**Problem description**
List all the lines in these records that hold "глоссировании".

**Task data**
◇ ◇ ◇ ◇ ◇

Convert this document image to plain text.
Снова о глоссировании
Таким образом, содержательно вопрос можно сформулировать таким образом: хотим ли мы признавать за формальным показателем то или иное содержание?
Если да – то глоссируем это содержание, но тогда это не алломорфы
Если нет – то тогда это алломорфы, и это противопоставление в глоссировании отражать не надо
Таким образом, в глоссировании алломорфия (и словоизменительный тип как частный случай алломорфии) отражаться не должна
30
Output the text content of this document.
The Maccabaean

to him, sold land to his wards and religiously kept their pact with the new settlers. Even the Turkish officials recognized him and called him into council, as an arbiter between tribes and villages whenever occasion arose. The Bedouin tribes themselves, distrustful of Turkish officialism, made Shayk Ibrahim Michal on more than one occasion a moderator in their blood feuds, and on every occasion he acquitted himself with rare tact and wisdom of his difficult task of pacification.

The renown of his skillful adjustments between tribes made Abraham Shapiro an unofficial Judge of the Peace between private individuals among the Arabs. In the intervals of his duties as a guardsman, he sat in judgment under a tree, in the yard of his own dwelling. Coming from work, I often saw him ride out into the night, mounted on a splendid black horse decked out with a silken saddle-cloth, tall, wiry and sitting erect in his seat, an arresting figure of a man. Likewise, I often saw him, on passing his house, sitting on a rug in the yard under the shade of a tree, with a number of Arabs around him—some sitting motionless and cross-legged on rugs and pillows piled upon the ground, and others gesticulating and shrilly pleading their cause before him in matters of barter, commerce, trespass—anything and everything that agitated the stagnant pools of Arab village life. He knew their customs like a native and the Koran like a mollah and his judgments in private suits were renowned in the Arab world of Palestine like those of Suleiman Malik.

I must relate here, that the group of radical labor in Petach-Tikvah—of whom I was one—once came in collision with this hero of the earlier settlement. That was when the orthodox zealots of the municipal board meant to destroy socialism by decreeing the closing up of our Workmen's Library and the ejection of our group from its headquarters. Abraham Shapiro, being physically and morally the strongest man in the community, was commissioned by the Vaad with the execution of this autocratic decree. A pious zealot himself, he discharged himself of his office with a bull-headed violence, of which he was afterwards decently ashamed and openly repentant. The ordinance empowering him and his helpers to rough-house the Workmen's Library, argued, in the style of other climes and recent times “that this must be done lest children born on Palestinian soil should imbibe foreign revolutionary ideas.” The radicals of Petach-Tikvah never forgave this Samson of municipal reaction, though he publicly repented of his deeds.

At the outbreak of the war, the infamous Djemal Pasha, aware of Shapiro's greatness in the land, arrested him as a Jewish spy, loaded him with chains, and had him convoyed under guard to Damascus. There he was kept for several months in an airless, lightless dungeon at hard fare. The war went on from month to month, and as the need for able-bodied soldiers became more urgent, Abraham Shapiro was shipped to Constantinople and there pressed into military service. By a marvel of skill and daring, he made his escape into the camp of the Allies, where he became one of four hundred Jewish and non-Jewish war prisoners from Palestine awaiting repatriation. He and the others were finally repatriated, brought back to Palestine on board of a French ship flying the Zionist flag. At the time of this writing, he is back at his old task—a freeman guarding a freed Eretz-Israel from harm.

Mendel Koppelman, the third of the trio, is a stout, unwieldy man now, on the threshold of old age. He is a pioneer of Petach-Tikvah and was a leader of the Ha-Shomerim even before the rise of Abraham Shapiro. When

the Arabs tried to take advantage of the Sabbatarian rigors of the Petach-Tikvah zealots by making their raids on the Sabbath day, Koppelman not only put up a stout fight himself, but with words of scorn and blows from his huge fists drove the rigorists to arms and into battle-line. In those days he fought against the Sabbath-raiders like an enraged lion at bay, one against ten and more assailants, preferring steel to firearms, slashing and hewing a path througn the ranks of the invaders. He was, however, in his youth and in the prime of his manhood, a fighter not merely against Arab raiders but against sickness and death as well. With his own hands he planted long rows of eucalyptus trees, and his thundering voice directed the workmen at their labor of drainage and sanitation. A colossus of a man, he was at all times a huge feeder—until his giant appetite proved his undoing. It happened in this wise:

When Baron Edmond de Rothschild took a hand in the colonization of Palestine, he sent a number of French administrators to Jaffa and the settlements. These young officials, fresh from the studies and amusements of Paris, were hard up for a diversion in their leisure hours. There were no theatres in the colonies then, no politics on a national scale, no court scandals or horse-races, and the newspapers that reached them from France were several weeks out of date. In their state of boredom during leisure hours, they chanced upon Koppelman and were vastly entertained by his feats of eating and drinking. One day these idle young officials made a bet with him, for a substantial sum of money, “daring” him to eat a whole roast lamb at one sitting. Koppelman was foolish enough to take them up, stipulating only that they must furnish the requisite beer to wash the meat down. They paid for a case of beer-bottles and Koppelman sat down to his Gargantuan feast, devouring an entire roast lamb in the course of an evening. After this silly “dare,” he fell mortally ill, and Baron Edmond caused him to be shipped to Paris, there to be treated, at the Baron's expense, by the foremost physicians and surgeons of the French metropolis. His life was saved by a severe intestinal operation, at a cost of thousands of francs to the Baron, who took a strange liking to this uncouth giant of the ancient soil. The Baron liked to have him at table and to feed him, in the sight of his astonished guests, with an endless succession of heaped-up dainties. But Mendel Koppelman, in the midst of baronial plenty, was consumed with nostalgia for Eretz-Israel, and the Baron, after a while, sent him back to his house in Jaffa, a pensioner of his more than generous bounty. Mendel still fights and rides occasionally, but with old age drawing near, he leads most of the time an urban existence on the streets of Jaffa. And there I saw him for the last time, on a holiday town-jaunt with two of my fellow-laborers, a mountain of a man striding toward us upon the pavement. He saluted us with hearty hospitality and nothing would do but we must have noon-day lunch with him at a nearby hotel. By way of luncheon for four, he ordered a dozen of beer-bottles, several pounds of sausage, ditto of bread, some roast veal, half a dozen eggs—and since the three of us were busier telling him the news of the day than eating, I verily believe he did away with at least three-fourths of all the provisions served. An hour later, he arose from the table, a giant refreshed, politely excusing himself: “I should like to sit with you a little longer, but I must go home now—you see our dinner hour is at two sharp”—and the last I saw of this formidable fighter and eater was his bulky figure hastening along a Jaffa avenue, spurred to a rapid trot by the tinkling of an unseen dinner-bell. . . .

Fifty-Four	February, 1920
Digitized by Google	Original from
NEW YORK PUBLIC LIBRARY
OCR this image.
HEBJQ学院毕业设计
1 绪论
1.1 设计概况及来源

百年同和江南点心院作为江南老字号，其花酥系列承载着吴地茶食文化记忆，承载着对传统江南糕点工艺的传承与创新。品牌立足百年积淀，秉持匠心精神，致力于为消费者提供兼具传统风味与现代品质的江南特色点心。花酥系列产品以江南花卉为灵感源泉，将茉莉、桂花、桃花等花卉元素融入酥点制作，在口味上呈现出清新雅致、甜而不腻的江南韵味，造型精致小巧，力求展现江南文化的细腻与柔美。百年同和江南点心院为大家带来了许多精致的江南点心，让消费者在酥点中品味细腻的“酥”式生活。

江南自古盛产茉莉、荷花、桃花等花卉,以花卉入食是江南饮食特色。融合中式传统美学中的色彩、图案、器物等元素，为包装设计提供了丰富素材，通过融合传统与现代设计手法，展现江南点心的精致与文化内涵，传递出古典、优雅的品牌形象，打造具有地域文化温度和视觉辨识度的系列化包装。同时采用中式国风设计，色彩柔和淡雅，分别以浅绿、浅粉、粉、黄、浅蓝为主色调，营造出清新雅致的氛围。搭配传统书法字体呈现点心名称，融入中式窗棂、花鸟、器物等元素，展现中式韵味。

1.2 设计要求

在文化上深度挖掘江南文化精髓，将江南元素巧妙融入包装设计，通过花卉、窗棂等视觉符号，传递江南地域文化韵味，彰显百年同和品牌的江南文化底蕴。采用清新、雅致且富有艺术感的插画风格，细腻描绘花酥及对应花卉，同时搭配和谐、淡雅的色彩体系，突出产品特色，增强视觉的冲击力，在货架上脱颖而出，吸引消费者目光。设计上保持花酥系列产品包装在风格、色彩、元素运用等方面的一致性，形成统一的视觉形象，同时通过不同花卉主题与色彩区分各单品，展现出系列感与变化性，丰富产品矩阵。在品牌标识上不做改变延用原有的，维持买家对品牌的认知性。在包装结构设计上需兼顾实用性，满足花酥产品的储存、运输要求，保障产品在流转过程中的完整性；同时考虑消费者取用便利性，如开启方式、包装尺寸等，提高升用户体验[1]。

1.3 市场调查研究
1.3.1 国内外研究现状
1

◇ ◇ ◇ ◇ ◇

**Correct output**
Снова о глоссировании
Если нет – то тогда это алломорфы, и это противопоставление в глоссировании отражать не надо
Таким образом, в глоссировании алломорфия (и словоизменительный тип как частный случай алломорфии) отражаться не должна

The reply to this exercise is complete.